## Exercices
1 – D'après l'interview de Maximilian Maria Thiel, quel prix La Famiglia a-t-il reçu au dernier festival de Cannes ?
2 – Poursuivez l'interview de Maximilian Maria Thiel à la suite de la dernière phrase.

## Article
-=-=-

Interview de Maximilian Maria Thiel, l’auteur de La Famiglia
Maximilian Maria Thiel est un auteur de jeux allemand qui maîtrise très bien la langue de Molière comme vous le verrez ci-dessous, puisque cet entretien a eu lieu entièrement en français, à sa demande. Vous avez sûrement entendu parler de son dernier titre, La Famiglia, puisqu’il a reçu l’As d’Or Expert lors du dernier festival de Cannes (localisation Super Meeple).
Maximilian est amateur de jeux interactifs et stratégiques, ses jeux préférés s’appellent Kemet, Imperial et Blood Rage mais aussi Caylus et Madeira. À travers ses quelques questions, nous allons essayer d’en savoir un peu plus sur lui et ses projets d’extensions pour son titre phare.
Bonjour Maximilian,
Nous t’avons rencontré à Cannes sur le FIJ. Était-ce ton premier Festival de Cannes ? Comment était-ce pour toi ?

-=-=-

## Lignes de données

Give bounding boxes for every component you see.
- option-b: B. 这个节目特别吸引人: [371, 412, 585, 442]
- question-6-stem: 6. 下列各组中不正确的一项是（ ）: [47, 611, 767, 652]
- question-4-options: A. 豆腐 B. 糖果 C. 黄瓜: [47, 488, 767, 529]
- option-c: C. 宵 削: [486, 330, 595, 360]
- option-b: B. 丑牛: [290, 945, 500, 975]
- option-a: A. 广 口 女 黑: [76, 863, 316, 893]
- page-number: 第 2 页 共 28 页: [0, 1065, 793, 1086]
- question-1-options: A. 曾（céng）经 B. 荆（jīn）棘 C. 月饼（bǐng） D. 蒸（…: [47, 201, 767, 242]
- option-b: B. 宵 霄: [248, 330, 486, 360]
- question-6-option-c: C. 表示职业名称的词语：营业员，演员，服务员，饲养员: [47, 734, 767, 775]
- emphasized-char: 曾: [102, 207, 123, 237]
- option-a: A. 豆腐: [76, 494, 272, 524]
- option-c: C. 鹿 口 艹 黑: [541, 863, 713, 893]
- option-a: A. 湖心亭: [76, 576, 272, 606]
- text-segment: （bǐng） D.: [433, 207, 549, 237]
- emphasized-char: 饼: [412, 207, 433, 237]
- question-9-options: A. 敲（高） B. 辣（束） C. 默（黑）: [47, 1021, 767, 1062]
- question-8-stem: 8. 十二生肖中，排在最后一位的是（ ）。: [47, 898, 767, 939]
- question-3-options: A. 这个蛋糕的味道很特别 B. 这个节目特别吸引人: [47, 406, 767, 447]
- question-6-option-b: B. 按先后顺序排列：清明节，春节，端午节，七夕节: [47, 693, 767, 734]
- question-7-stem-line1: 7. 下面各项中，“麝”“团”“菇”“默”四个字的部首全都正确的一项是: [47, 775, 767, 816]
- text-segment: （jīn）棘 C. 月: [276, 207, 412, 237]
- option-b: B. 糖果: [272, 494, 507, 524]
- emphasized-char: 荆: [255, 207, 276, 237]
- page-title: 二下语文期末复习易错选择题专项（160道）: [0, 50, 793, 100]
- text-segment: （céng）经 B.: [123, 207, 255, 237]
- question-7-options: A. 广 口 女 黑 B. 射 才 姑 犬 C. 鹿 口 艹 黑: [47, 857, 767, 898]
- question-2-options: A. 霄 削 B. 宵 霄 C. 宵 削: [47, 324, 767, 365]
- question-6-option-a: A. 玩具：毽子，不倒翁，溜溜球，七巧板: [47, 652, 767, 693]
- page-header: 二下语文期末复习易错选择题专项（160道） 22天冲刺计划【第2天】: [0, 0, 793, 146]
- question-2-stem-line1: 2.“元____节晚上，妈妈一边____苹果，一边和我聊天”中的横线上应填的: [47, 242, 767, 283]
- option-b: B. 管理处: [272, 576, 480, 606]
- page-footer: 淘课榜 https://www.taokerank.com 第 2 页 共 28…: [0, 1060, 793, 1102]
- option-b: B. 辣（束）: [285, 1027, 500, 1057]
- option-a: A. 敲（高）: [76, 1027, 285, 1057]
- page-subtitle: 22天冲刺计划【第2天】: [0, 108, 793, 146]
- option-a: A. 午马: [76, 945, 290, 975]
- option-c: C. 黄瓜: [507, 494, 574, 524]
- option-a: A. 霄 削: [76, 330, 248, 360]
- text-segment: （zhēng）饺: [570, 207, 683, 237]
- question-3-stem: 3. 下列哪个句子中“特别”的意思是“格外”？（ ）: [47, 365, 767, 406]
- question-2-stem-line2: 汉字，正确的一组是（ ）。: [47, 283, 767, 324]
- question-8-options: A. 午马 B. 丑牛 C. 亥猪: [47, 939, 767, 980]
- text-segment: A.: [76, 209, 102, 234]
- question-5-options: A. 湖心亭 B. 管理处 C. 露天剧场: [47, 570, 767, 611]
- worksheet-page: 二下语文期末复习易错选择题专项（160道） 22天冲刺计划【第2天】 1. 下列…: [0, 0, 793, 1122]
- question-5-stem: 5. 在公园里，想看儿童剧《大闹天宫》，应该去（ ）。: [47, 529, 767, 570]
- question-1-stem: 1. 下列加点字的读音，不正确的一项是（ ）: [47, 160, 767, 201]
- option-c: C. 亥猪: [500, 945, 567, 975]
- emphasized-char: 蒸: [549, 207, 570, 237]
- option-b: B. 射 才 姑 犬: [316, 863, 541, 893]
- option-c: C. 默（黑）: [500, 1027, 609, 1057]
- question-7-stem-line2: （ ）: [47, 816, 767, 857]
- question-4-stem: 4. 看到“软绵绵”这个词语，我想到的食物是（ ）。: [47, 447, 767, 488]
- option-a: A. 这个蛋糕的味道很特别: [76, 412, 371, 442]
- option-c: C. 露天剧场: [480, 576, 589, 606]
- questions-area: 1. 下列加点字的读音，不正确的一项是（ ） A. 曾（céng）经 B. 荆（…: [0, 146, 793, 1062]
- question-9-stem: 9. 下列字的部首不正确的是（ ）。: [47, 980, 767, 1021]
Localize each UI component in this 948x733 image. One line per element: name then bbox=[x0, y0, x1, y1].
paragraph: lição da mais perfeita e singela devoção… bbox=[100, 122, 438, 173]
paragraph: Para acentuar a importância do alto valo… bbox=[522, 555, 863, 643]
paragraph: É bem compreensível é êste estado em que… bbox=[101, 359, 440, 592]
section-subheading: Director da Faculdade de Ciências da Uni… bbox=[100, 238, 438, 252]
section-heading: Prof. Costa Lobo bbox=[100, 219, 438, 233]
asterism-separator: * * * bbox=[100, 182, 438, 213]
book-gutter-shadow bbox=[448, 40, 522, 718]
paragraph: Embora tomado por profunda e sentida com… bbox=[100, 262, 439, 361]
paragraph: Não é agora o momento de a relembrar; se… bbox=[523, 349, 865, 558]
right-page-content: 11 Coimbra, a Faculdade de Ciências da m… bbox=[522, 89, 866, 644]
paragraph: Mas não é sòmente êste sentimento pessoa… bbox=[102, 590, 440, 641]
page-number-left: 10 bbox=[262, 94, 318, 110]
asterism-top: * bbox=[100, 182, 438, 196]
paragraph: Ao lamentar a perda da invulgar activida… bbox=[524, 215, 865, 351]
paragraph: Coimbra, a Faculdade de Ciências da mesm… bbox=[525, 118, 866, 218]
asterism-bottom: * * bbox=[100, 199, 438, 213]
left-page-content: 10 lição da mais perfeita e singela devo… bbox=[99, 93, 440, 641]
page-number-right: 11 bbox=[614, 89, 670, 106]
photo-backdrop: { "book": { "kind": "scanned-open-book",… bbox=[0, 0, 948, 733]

-=-=-

## Résultats
1 – L'As d'Or Expert.

2 –
Maximilian Maria Thiel : Oui, c’était la première fois. J’ai appelé Charles (Ndlr : Charles Amir Perret, co-fondateur de Super Meeple) début février pour lui demander si nous pouvions nous rencontrer à la foire de Nuremberg, car je voulais sortir une extension pour La Famiglia et j’espérais son soutien. Il m’a dit qu’il n’avait pas le temps à Nuremberg, mais que je pourrais passer à Cannes. Il aurait du temps pour moi. Il m’organiserait aussi un billet pour la cérémonie.
Quel effet cela fait-il de gagner l’As d’or Expert ?
MMT : Le fait que La Famiglia a remporté l’As d’Or a été pour moi un événement incroyable. Trois jours plus tôt, j’ai vécu l’une des pires journées de ma vie et à cause de cela je ne voulais plus aller à Cannes si mon amie ne m’avait pas convaincu. Et 3 jours plus tard, on m’a offert un succès qui m’a tellement surpris et bouleversé que j’étais au bord des larmes en raison des bas et des hauts niveaux d’émotion. Sur scène, je me suis senti relativement mal à l’aise et je ne me souviens pas bien de ce qui s’est passé. Mais les jours suivants ont été très agréables, car j’ai reçu beaucoup de félicitations.
Mais je suis aussi conscient que gagner l’As d’Or a beaucoup à voir avec la chance. Une autre composition du jury aurait peut-être donné un tout autre résultat.
Tu travailles sur des extensions pour le jeu, peux-tu nous en parler ?
MMT : Il y aura une petite extension cette année et une extension plus grande l’année prochaine. La petite extension est notamment l’extension pour 2 et 3 joueurs, donc une version 1 contre 1 et une version 2 contre 1. J’espère que les tests seront terminés dans environ deux mois.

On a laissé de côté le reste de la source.